● Input material:
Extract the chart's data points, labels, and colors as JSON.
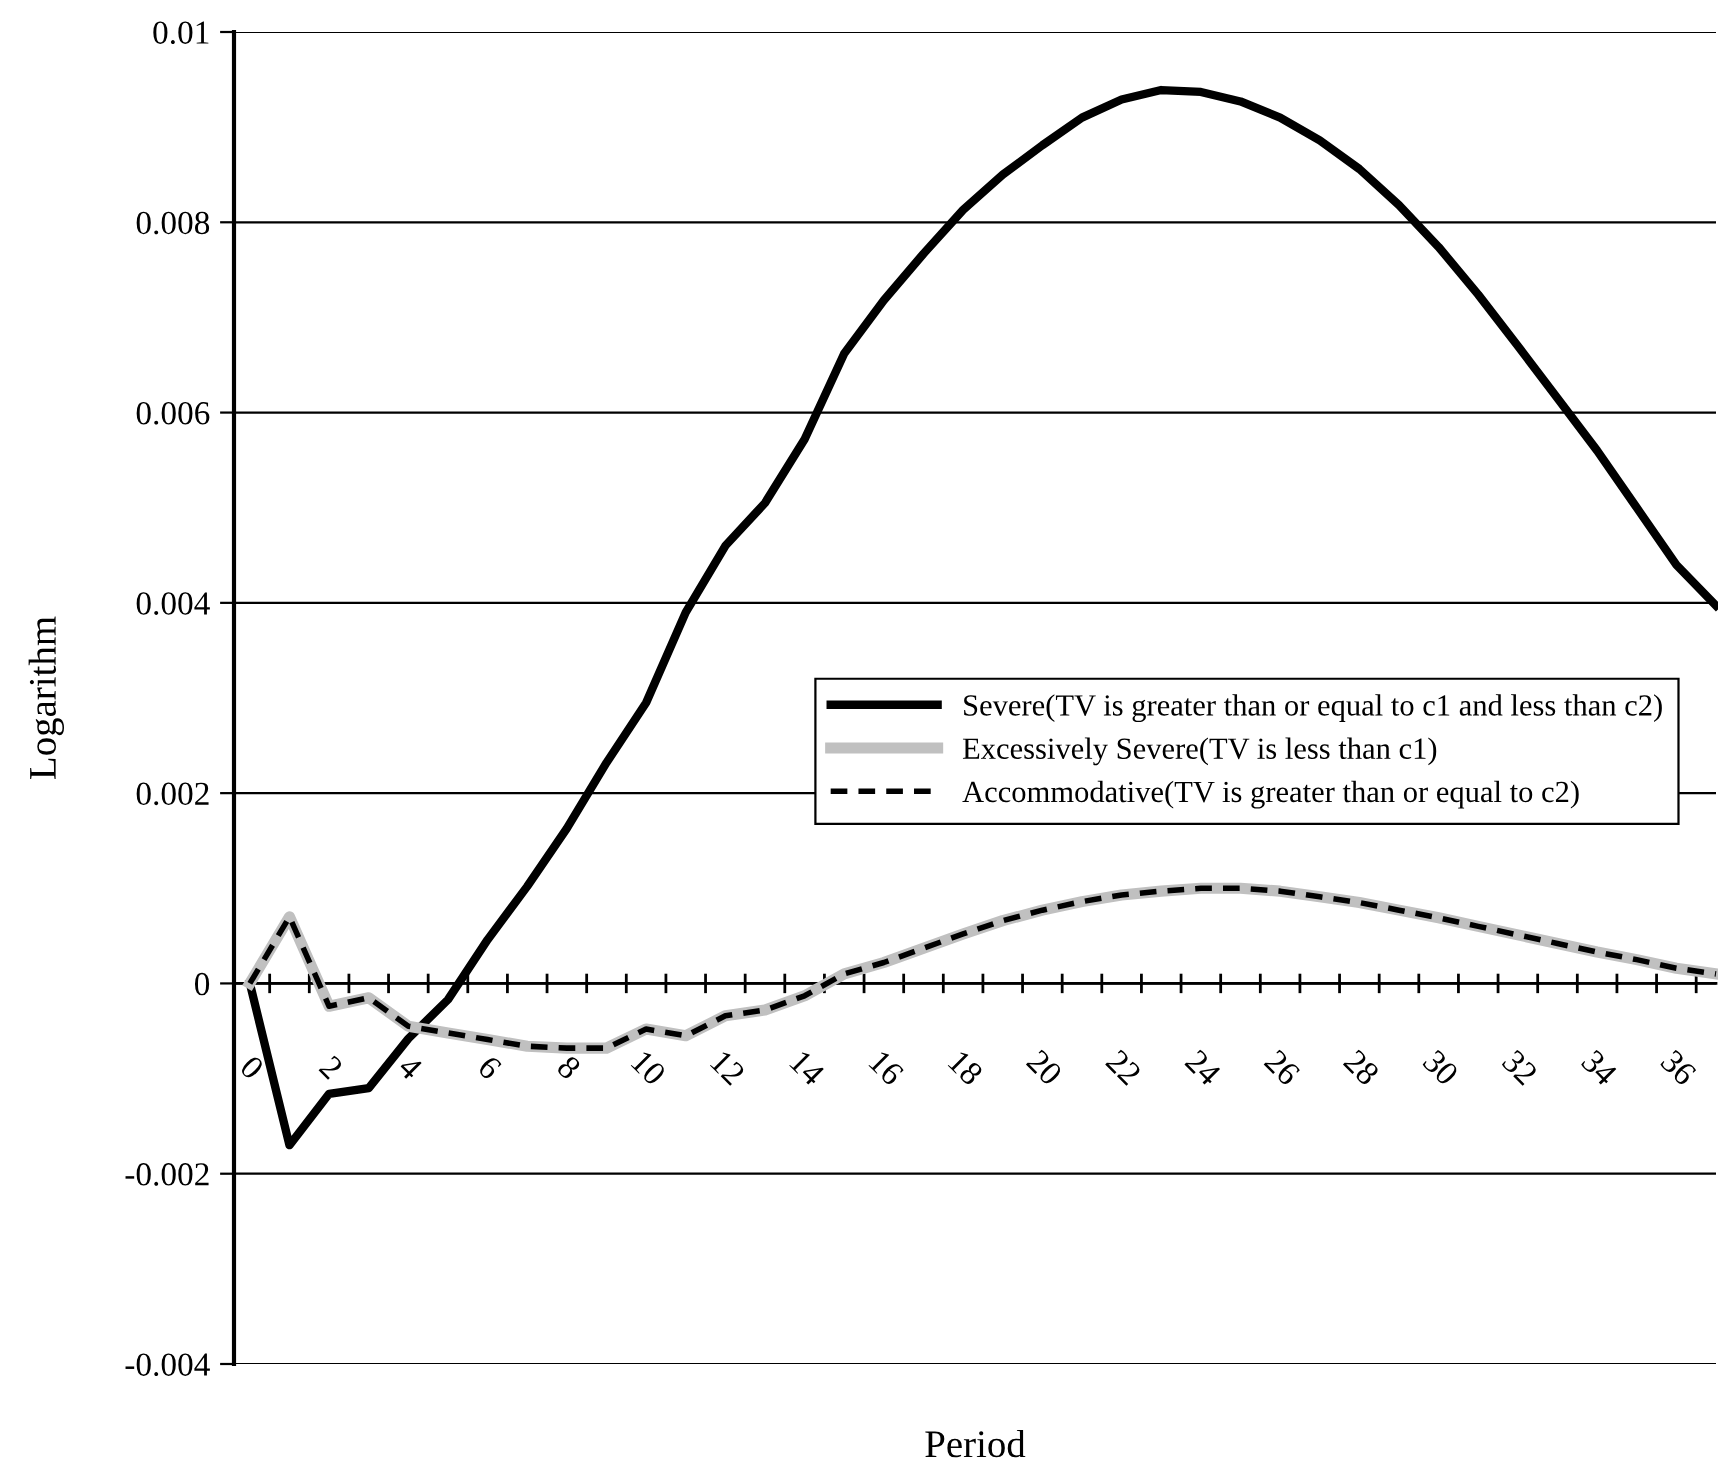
{
  "chart_data": {
    "type": "line",
    "xlabel": "Period",
    "ylabel": "Logarithm",
    "categories": [
      "0",
      null,
      "2",
      null,
      "4",
      null,
      "6",
      null,
      "8",
      null,
      "10",
      null,
      "12",
      null,
      "14",
      null,
      "16",
      null,
      "18",
      null,
      "20",
      null,
      "22",
      null,
      "24",
      null,
      "26",
      null,
      "28",
      null,
      "30",
      null,
      "32",
      null,
      "34",
      null,
      "36",
      null
    ],
    "series": [
      {
        "name": "Severe(TV is greater than or equal to c1 and less than c2)",
        "color": "#000000",
        "line_style": "solid",
        "values": [
          0,
          -0.0017,
          -0.00116,
          -0.0011,
          -0.00058,
          -0.00017,
          0.00046,
          0.00102,
          0.00163,
          0.00232,
          0.00295,
          0.0039,
          0.0046,
          0.00505,
          0.00572,
          0.00662,
          0.00718,
          0.00767,
          0.00813,
          0.0085,
          0.00881,
          0.0091,
          0.00929,
          0.00939,
          0.00937,
          0.00927,
          0.0091,
          0.00886,
          0.00856,
          0.00818,
          0.00774,
          0.00724,
          0.0067,
          0.00615,
          0.0056,
          0.005,
          0.0044,
          0.00397
        ]
      },
      {
        "name": "Excessively Severe(TV is less than c1)",
        "color": "#c0c0c0",
        "line_style": "solid",
        "values": [
          0,
          0.0007,
          -0.00024,
          -0.00015,
          -0.00045,
          -0.00052,
          -0.00059,
          -0.00066,
          -0.00068,
          -0.00068,
          -0.00048,
          -0.00055,
          -0.00034,
          -0.00028,
          -0.00013,
          0.0001,
          0.00022,
          0.00037,
          0.00052,
          0.00066,
          0.00077,
          0.00086,
          0.00093,
          0.00097,
          0.001,
          0.001,
          0.00097,
          0.00091,
          0.00085,
          0.00077,
          0.00069,
          0.0006,
          0.00051,
          0.00042,
          0.00033,
          0.00025,
          0.00016,
          0.0001
        ]
      },
      {
        "name": "Accommodative(TV is greater than or equal to c2)",
        "color": "#000000",
        "line_style": "dashed",
        "values": [
          0,
          0.0007,
          -0.00024,
          -0.00015,
          -0.00045,
          -0.00052,
          -0.00059,
          -0.00066,
          -0.00068,
          -0.00068,
          -0.00048,
          -0.00055,
          -0.00034,
          -0.00028,
          -0.00013,
          0.0001,
          0.00022,
          0.00037,
          0.00052,
          0.00066,
          0.00077,
          0.00086,
          0.00093,
          0.00097,
          0.001,
          0.001,
          0.00097,
          0.00091,
          0.00085,
          0.00077,
          0.00069,
          0.0006,
          0.00051,
          0.00042,
          0.00033,
          0.00025,
          0.00016,
          0.0001
        ]
      }
    ],
    "ylim": [
      -0.004,
      0.01
    ],
    "yticks": [
      -0.004,
      -0.002,
      0,
      0.002,
      0.004,
      0.006,
      0.008,
      0.01
    ],
    "grid": "y",
    "legend": "center right",
    "marker": "none"
  }
}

● The task:
What is the number of lines containing "Severe"? Give that number only.

● Exercise answer:
2